## Stated goal 1
Answer these questions using the article below on young adults in Germany.
(a) According to the 2011 census, about how many young adults aged 19 to 39 lived in the Mecklenburgische Seenplatte district?
(b) In what year did Miguel Bebensee found his IT company?
(c) In which West German states does the article say some districts saw their number of young people shrink?

Young adults are drawn to the west and the cities

Status: 26.06.2024 17:27

The census shows that the number of young adults has plummeted almost everywhere in eastern Germany. In the west, their numbers are increasing – except in some rural areas.

By Lalon Sander and Sebastian Vesper, NDR

“You can already tell that young people are missing,” says Gabi Lubahn. She is the chairwoman of the cultural association in Kargow – a village in the Mecklenburg Lake District. The association wants to boost village life. But there are hardly any young people who want to get involved, says Lubahn.

According to the last major census, the 2011 census, there were around 61,000 young adults aged 19 to 39 in the Mecklenburgische Seenplatte district. Eleven years later, according to the 2022 census, there are only 45,000, a decrease of 26 percent. Overall, the population here has also shrunk by eight percent – contrary to the trend: the German population as a whole has grown by more than two million since 2011.

Clear east-west border

The Mecklenburg Lake District is in some ways typical of all of East Germany: In rural areas, the number of young adults is falling everywhere – but not in large cities such as Berlin, Erfurt, Leipzig and Magdeburg. And the development has clear contours: in the west there are also districts where there are fewer young people, but the decline is nowhere near as widespread or as drastic as within the former GDR borders. Where there are fewer young people in West Germany – in some districts in Bavaria, Hesse and Lower Saxony – their numbers have shrunk by 5 to 10 percent. In the east, they have often fallen by 20 to 30 percent.

Fewer young adults means that there are fewer educational opportunities and fewer jobs. Those who are planning a career or a family are more likely to see their future elsewhere. It also means that there are fewer people who take on important roles in society, fewer young people for clubs and organizations, fewer taxpayers and fewer people who have children. A vicious circle.

Whether in the East or the West, most young adults live in cities. In Rostock, Jena, Dresden and Leipzig, the proportion is similar to that in Munich, Stuttgart or Düsseldorf. But in rural areas of East Germany, often less than 20 percent of the population is between 19 and 39 years old.

Not necessarily a city-country problem

In the west of the country, however, there are growth regions even in rural areas. In the Oldenburg district in Lower Saxony, for example, the number of young adults grew from 26,000 to more than 29,000 between 2011 and 2022.

One of them is Miguel Bebensee, 27 years old. He grew up in the district of Oldenburg, studied there and still lives here. “The district is well located, you can get to Oldenburg and Bremen quickly, and there is also a lot of nature,” he says.

In 2019, he founded an IT company. During this time, he was able to learn a lot from other entrepreneurs in the region. In his industry, he can now actually work from anywhere, “with his laptop from the beach or something.” But he wants to stay: “I’ve built up a lot of good contacts here, and I’ll continue to use them.”

## Stated goal 2
Reproduce the following lines of the records verbatim. Begin at the line that contains "CAN driver box bbox=[346, 332, 370, 393]" and stop after the line that contains "wire bus1 to ABS bbox=[451, 245, 498, 247]". Include both of these lines.

Element position data
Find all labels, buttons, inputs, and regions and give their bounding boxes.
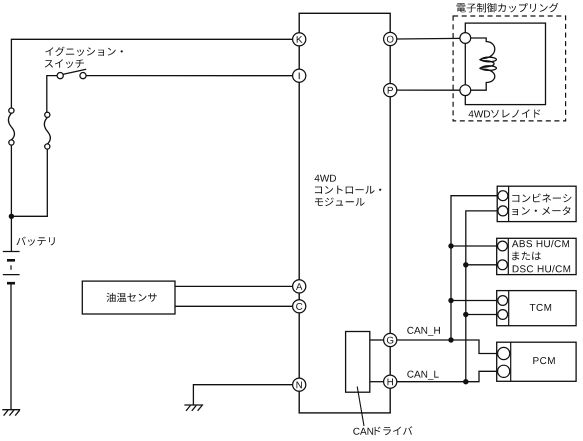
CAN driver box bbox=[346, 332, 370, 393]
label ignition switch bbox=[45, 47, 123, 69]
label electronic control coupling bbox=[457, 3, 559, 13]
wire bus2 to ABS bbox=[466, 264, 498, 266]
pin O bbox=[384, 32, 397, 45]
4WD control module box U1 bbox=[299, 13, 390, 413]
wire battery-fuse to pin K bbox=[11, 39, 293, 108]
combination meter box bbox=[497, 186, 576, 221]
wire switch to fuse F2 bbox=[47, 76, 57, 113]
label battery bbox=[17, 237, 55, 246]
PCM box bbox=[497, 342, 576, 381]
inductor coil L1 bbox=[471, 38, 497, 90]
wire sensor to pin A bbox=[175, 285, 293, 287]
wire pin P to solenoid bbox=[397, 89, 460, 91]
pin N bbox=[293, 378, 306, 391]
solenoid pin bottom bbox=[460, 85, 471, 96]
bus CAN_H vertical bbox=[451, 196, 498, 340]
wire bus1 to TCM bbox=[451, 300, 498, 302]
junction bus2-CANL bbox=[463, 379, 468, 384]
wire F1 to battery junction bbox=[10, 145, 12, 251]
wire battery to ground bbox=[10, 284, 12, 409]
fuse F2 bbox=[44, 112, 50, 149]
wire F2 to junction bbox=[11, 149, 47, 216]
battery B1 bbox=[3, 252, 20, 284]
leader line CAN driver bbox=[357, 387, 364, 427]
solenoid pin top bbox=[460, 33, 471, 44]
junction bus1-CANH bbox=[448, 337, 453, 342]
junction bus1-ABS bbox=[448, 243, 453, 248]
wire switch to pin I bbox=[86, 75, 293, 77]
pin P bbox=[384, 84, 397, 97]
label CAN_H bbox=[407, 327, 440, 336]
wire CAN_H bbox=[397, 340, 499, 354]
label 4WD control module bbox=[315, 175, 382, 206]
wire pin N to ground bbox=[193, 385, 293, 405]
TCM box bbox=[497, 291, 576, 326]
pin I bbox=[293, 69, 306, 82]
wire pin O to solenoid bbox=[397, 37, 460, 40]
junction bus1-TCM bbox=[448, 298, 453, 303]
wire bus2 to TCM bbox=[466, 314, 498, 316]
solenoid box bbox=[465, 23, 545, 105]
wire bus1 to ABS bbox=[451, 245, 498, 247]
pin H bbox=[384, 375, 397, 388]
wire CAN driver to G bbox=[370, 339, 384, 341]
coupling dashed box bbox=[453, 16, 565, 121]
bus CAN_L vertical bbox=[466, 211, 498, 382]
pin A bbox=[293, 280, 306, 293]
label CAN_L bbox=[407, 371, 438, 380]
ABS/DSC box bbox=[497, 238, 576, 274]
oil temp sensor box bbox=[82, 281, 175, 314]
ground G2 bbox=[184, 405, 203, 411]
wire sensor to pin C bbox=[175, 305, 293, 307]
ignition switch SW1 bbox=[57, 69, 86, 79]
junction battery node bbox=[9, 214, 14, 219]
label oil temp sensor bbox=[107, 293, 157, 302]
fuse F1 bbox=[8, 108, 14, 145]
label 4WD solenoid bbox=[469, 109, 541, 118]
ground G1 bbox=[2, 410, 20, 416]
pin K bbox=[293, 33, 306, 46]
wire CAN_L bbox=[397, 371, 499, 381]
junction bus2-TCM bbox=[463, 312, 468, 317]
junction bus2-ABS bbox=[463, 262, 468, 267]
wire CAN driver to H bbox=[370, 381, 384, 383]
label CAN driver bbox=[353, 426, 412, 435]
pin G bbox=[384, 333, 397, 346]
pin C bbox=[293, 300, 306, 313]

## Task result 1
(a) Around 61,000.
(b) 2019.
(c) Bavaria, Hesse and Lower Saxony.

## Task result 2
CAN driver box bbox=[346, 332, 370, 393]
label ignition switch bbox=[45, 47, 123, 69]
label electronic control coupling bbox=[457, 3, 559, 13]
wire bus2 to ABS bbox=[466, 264, 498, 266]
pin O bbox=[384, 32, 397, 45]
4WD control module box U1 bbox=[299, 13, 390, 413]
wire battery-fuse to pin K bbox=[11, 39, 293, 108]
combination meter box bbox=[497, 186, 576, 221]
wire switch to fuse F2 bbox=[47, 76, 57, 113]
label battery bbox=[17, 237, 55, 246]
PCM box bbox=[497, 342, 576, 381]
inductor coil L1 bbox=[471, 38, 497, 90]
wire sensor to pin A bbox=[175, 285, 293, 287]
wire pin P to solenoid bbox=[397, 89, 460, 91]
pin N bbox=[293, 378, 306, 391]
solenoid pin bottom bbox=[460, 85, 471, 96]
bus CAN_H vertical bbox=[451, 196, 498, 340]
wire bus1 to TCM bbox=[451, 300, 498, 302]
junction bus2-CANL bbox=[463, 379, 468, 384]
wire F1 to battery junction bbox=[10, 145, 12, 251]
wire battery to ground bbox=[10, 284, 12, 409]
fuse F2 bbox=[44, 112, 50, 149]
wire F2 to junction bbox=[11, 149, 47, 216]
battery B1 bbox=[3, 252, 20, 284]
leader line CAN driver bbox=[357, 387, 364, 427]
solenoid pin top bbox=[460, 33, 471, 44]
junction bus1-CANH bbox=[448, 337, 453, 342]
junction bus1-ABS bbox=[448, 243, 453, 248]
wire switch to pin I bbox=[86, 75, 293, 77]
pin P bbox=[384, 84, 397, 97]
label CAN_H bbox=[407, 327, 440, 336]
wire CAN_H bbox=[397, 340, 499, 354]
label 4WD control module bbox=[315, 175, 382, 206]
wire pin N to ground bbox=[193, 385, 293, 405]
TCM box bbox=[497, 291, 576, 326]
pin I bbox=[293, 69, 306, 82]
wire pin O to solenoid bbox=[397, 37, 460, 40]
junction bus1-TCM bbox=[448, 298, 453, 303]
wire bus2 to TCM bbox=[466, 314, 498, 316]
solenoid box bbox=[465, 23, 545, 105]
wire bus1 to ABS bbox=[451, 245, 498, 247]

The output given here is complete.